§ **RECORDS**:
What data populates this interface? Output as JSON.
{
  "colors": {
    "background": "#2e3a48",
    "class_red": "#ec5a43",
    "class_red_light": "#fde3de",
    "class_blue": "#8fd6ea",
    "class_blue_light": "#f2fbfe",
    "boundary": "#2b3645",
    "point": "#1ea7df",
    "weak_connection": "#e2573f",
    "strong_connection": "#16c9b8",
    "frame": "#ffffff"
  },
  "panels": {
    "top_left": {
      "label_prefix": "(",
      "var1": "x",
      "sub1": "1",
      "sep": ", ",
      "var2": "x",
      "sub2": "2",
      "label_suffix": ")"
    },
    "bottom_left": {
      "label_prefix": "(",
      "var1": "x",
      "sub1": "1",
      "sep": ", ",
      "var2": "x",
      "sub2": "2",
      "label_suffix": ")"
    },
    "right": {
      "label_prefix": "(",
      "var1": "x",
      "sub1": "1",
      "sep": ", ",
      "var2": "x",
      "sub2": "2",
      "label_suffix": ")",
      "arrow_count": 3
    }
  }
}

§ **TASK STATEMENT**: Extract the listing in its entirety, matching it exactly.

§ **ANSWER IN FULL**:
What data populates this interface? Output as JSON.
{
  "colors": {
    "background": "#2e3a48",
    "class_red": "#ec5a43",
    "class_red_light": "#fde3de",
    "class_blue": "#8fd6ea",
    "class_blue_light": "#f2fbfe",
    "boundary": "#2b3645",
    "point": "#1ea7df",
    "weak_connection": "#e2573f",
    "strong_connection": "#16c9b8",
    "frame": "#ffffff"
  },
  "panels": {
    "top_left": {
      "label_prefix": "(",
      "var1": "x",
      "sub1": "1",
      "sep": ", ",
      "var2": "x",
      "sub2": "2",
      "label_suffix": ")"
    },
    "bottom_left": {
      "label_prefix": "(",
      "var1": "x",
      "sub1": "1",
      "sep": ", ",
      "var2": "x",
      "sub2": "2",
      "label_suffix": ")"
    },
    "right": {
      "label_prefix": "(",
      "var1": "x",
      "sub1": "1",
      "sep": ", ",
      "var2": "x",
      "sub2": "2",
      "label_suffix": ")",
      "arrow_count": 3
    }
  }
}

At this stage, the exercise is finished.